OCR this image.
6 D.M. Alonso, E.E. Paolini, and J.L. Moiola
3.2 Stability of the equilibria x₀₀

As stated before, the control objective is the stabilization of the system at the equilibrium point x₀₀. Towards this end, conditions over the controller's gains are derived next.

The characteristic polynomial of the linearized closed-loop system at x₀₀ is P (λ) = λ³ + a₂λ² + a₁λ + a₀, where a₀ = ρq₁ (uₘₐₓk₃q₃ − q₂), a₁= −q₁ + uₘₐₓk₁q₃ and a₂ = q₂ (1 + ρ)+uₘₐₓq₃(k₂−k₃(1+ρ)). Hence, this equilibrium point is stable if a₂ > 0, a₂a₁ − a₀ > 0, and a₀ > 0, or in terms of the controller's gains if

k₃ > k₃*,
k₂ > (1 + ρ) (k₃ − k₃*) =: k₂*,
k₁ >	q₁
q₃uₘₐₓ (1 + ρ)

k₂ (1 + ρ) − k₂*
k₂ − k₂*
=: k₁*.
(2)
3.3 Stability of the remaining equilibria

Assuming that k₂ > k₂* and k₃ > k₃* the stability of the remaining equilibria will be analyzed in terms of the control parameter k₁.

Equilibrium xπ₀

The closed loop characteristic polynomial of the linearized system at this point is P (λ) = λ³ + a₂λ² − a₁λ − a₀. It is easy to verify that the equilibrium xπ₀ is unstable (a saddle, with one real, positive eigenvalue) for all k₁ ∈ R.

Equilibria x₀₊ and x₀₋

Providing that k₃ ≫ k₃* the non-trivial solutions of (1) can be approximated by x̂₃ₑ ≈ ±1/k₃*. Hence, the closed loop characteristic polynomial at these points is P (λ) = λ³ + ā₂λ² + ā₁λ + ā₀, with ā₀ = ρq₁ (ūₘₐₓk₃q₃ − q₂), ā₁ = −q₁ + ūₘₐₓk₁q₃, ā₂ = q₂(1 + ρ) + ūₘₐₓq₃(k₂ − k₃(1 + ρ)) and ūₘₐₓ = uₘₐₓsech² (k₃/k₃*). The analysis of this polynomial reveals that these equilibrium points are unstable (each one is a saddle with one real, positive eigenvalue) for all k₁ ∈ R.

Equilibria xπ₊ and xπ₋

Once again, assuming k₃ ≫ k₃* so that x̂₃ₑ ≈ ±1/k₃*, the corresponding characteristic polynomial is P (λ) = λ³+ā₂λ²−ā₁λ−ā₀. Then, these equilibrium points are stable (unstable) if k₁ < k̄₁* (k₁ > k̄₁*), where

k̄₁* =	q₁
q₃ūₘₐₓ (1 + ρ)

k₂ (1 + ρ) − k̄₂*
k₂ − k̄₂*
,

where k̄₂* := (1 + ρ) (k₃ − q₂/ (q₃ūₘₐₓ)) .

########

EXERCISE INSTRUCTIONS - Extract all the entries word for word.

TASK RESULT -
OCR this image.
6 D.M. Alonso, E.E. Paolini, and J.L. Moiola
3.2 Stability of the equilibria x₀₀

As stated before, the control objective is the stabilization of the system at the equilibrium point x₀₀. Towards this end, conditions over the controller's gains are derived next.

The characteristic polynomial of the linearized closed-loop system at x₀₀ is P (λ) = λ³ + a₂λ² + a₁λ + a₀, where a₀ = ρq₁ (uₘₐₓk₃q₃ − q₂), a₁= −q₁ + uₘₐₓk₁q₃ and a₂ = q₂ (1 + ρ)+uₘₐₓq₃(k₂−k₃(1+ρ)). Hence, this equilibrium point is stable if a₂ > 0, a₂a₁ − a₀ > 0, and a₀ > 0, or in terms of the controller's gains if

k₃ > k₃*,
k₂ > (1 + ρ) (k₃ − k₃*) =: k₂*,
k₁ >	q₁
q₃uₘₐₓ (1 + ρ)

k₂ (1 + ρ) − k₂*
k₂ − k₂*
=: k₁*.
(2)
3.3 Stability of the remaining equilibria

Assuming that k₂ > k₂* and k₃ > k₃* the stability of the remaining equilibria will be analyzed in terms of the control parameter k₁.

Equilibrium xπ₀

The closed loop characteristic polynomial of the linearized system at this point is P (λ) = λ³ + a₂λ² − a₁λ − a₀. It is easy to verify that the equilibrium xπ₀ is unstable (a saddle, with one real, positive eigenvalue) for all k₁ ∈ R.

Equilibria x₀₊ and x₀₋

Providing that k₃ ≫ k₃* the non-trivial solutions of (1) can be approximated by x̂₃ₑ ≈ ±1/k₃*. Hence, the closed loop characteristic polynomial at these points is P (λ) = λ³ + ā₂λ² + ā₁λ + ā₀, with ā₀ = ρq₁ (ūₘₐₓk₃q₃ − q₂), ā₁ = −q₁ + ūₘₐₓk₁q₃, ā₂ = q₂(1 + ρ) + ūₘₐₓq₃(k₂ − k₃(1 + ρ)) and ūₘₐₓ = uₘₐₓsech² (k₃/k₃*). The analysis of this polynomial reveals that these equilibrium points are unstable (each one is a saddle with one real, positive eigenvalue) for all k₁ ∈ R.

Equilibria xπ₊ and xπ₋

Once again, assuming k₃ ≫ k₃* so that x̂₃ₑ ≈ ±1/k₃*, the corresponding characteristic polynomial is P (λ) = λ³+ā₂λ²−ā₁λ−ā₀. Then, these equilibrium points are stable (unstable) if k₁ < k̄₁* (k₁ > k̄₁*), where

k̄₁* =	q₁
q₃ūₘₐₓ (1 + ρ)

k₂ (1 + ρ) − k̄₂*
k₂ − k̄₂*
,

where k̄₂* := (1 + ρ) (k₃ − q₂/ (q₃ūₘₐₓ)) .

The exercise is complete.